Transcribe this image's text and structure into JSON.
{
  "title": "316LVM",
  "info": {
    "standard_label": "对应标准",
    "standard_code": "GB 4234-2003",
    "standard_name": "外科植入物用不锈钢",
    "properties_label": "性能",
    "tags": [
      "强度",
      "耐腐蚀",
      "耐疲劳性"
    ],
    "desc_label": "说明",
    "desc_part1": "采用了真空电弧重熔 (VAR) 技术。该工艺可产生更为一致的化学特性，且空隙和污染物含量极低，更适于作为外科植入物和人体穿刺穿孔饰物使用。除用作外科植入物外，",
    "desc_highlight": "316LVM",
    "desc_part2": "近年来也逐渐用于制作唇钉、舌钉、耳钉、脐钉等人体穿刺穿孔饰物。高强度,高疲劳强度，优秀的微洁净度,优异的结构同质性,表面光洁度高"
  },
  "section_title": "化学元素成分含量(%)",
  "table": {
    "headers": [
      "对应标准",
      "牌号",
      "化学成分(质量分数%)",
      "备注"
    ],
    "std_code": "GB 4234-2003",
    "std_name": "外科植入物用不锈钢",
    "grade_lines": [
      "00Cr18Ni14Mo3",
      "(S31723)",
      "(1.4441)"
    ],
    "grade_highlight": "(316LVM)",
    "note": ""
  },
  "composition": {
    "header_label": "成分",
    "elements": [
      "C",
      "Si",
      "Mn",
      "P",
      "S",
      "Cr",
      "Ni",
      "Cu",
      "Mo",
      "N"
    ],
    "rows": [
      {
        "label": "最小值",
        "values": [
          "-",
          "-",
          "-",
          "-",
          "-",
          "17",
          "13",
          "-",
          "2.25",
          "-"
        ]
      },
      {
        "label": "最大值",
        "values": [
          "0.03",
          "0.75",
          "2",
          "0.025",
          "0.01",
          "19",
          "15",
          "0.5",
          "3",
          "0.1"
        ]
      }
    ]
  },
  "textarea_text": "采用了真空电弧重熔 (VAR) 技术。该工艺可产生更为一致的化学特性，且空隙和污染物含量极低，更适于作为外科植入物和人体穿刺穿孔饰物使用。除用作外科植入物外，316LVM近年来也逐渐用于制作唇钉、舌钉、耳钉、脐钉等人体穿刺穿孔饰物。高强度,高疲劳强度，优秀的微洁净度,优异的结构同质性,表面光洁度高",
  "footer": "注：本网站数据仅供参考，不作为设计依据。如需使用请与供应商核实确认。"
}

==

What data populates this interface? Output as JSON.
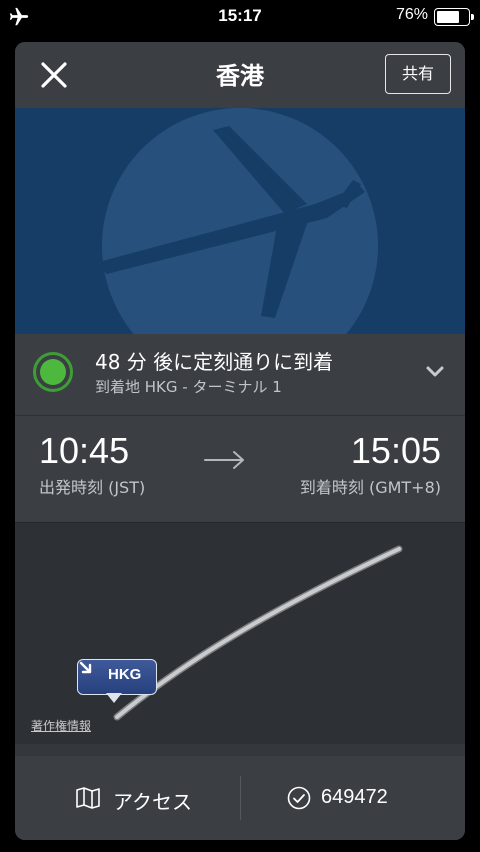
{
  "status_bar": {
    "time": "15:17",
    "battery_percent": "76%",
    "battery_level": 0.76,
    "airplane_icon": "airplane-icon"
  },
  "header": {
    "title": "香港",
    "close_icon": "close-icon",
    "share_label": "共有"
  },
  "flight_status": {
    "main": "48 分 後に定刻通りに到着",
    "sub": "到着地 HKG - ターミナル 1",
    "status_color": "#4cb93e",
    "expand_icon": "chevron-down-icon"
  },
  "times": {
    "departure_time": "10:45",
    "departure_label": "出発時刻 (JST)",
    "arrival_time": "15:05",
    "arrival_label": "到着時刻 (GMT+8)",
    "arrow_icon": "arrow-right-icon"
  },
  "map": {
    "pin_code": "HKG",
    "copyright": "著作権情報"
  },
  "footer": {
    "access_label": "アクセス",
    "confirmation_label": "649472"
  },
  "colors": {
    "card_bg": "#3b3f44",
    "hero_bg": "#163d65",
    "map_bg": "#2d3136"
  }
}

§ **Task details**:
Copy all lines of the material above where the string "icon" occurs.

§ **Reply to the exercise**:
    "airplane_icon": "airplane-icon"
    "close_icon": "close-icon",
    "expand_icon": "chevron-down-icon"
    "arrow_icon": "arrow-right-icon"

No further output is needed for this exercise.